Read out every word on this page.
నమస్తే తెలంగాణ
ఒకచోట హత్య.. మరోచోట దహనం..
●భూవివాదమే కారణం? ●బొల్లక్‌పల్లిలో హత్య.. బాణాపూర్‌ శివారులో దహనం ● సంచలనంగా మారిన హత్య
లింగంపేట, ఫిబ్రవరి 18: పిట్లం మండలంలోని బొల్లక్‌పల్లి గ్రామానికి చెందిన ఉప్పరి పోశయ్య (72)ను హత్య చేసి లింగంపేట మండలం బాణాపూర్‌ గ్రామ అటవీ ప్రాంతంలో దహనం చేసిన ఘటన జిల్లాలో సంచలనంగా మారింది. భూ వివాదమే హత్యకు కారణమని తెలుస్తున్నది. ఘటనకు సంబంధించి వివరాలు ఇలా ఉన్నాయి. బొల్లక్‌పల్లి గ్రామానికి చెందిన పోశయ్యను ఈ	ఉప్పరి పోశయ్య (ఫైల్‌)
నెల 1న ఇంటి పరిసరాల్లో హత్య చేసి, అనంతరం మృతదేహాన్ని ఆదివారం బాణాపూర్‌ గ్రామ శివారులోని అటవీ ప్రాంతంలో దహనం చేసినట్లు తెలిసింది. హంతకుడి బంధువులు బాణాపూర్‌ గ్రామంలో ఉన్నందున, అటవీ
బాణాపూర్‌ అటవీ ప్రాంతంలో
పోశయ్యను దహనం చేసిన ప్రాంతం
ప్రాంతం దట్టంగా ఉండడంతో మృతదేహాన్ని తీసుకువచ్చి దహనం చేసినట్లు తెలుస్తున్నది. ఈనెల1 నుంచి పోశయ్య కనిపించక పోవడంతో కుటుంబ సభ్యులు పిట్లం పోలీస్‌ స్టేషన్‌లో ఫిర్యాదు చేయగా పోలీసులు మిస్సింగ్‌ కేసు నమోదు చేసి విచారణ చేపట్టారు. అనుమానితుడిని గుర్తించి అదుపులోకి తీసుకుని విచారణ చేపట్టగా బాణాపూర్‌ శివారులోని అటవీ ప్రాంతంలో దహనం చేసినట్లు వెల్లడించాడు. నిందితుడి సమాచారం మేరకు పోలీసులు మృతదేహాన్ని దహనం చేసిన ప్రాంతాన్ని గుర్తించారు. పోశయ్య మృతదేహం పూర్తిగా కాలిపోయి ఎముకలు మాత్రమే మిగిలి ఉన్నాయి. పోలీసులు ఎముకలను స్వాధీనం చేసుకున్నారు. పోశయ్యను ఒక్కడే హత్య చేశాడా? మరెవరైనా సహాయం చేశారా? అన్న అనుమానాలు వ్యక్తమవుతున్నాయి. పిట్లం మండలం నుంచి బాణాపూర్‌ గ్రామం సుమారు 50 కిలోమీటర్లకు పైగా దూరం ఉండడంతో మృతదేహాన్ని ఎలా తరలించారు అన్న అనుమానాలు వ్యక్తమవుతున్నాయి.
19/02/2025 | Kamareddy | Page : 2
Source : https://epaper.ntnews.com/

┄┄┄┄┄┄┄┄┄┄┄┄┄┄┄┄┄┄┄┄

Write out the full listing, keeping every line exactly as it is.

SOLVED EXERCISE:
Read out every word on this page.
నమస్తే తెలంగాణ
ఒకచోట హత్య.. మరోచోట దహనం..
●భూవివాదమే కారణం? ●బొల్లక్‌పల్లిలో హత్య.. బాణాపూర్‌ శివారులో దహనం ● సంచలనంగా మారిన హత్య
లింగంపేట, ఫిబ్రవరి 18: పిట్లం మండలంలోని బొల్లక్‌పల్లి గ్రామానికి చెందిన ఉప్పరి పోశయ్య (72)ను హత్య చేసి లింగంపేట మండలం బాణాపూర్‌ గ్రామ అటవీ ప్రాంతంలో దహనం చేసిన ఘటన జిల్లాలో సంచలనంగా మారింది. భూ వివాదమే హత్యకు కారణమని తెలుస్తున్నది. ఘటనకు సంబంధించి వివరాలు ఇలా ఉన్నాయి. బొల్లక్‌పల్లి గ్రామానికి చెందిన పోశయ్యను ఈ	ఉప్పరి పోశయ్య (ఫైల్‌)
నెల 1న ఇంటి పరిసరాల్లో హత్య చేసి, అనంతరం మృతదేహాన్ని ఆదివారం బాణాపూర్‌ గ్రామ శివారులోని అటవీ ప్రాంతంలో దహనం చేసినట్లు తెలిసింది. హంతకుడి బంధువులు బాణాపూర్‌ గ్రామంలో ఉన్నందున, అటవీ
బాణాపూర్‌ అటవీ ప్రాంతంలో
పోశయ్యను దహనం చేసిన ప్రాంతం
ప్రాంతం దట్టంగా ఉండడంతో మృతదేహాన్ని తీసుకువచ్చి దహనం చేసినట్లు తెలుస్తున్నది. ఈనెల1 నుంచి పోశయ్య కనిపించక పోవడంతో కుటుంబ సభ్యులు పిట్లం పోలీస్‌ స్టేషన్‌లో ఫిర్యాదు చేయగా పోలీసులు మిస్సింగ్‌ కేసు నమోదు చేసి విచారణ చేపట్టారు. అనుమానితుడిని గుర్తించి అదుపులోకి తీసుకుని విచారణ చేపట్టగా బాణాపూర్‌ శివారులోని అటవీ ప్రాంతంలో దహనం చేసినట్లు వెల్లడించాడు. నిందితుడి సమాచారం మేరకు పోలీసులు మృతదేహాన్ని దహనం చేసిన ప్రాంతాన్ని గుర్తించారు. పోశయ్య మృతదేహం పూర్తిగా కాలిపోయి ఎముకలు మాత్రమే మిగిలి ఉన్నాయి. పోలీసులు ఎముకలను స్వాధీనం చేసుకున్నారు. పోశయ్యను ఒక్కడే హత్య చేశాడా? మరెవరైనా సహాయం చేశారా? అన్న అనుమానాలు వ్యక్తమవుతున్నాయి. పిట్లం మండలం నుంచి బాణాపూర్‌ గ్రామం సుమారు 50 కిలోమీటర్లకు పైగా దూరం ఉండడంతో మృతదేహాన్ని ఎలా తరలించారు అన్న అనుమానాలు వ్యక్తమవుతున్నాయి.
19/02/2025 | Kamareddy | Page : 2
Source : https://epaper.ntnews.com/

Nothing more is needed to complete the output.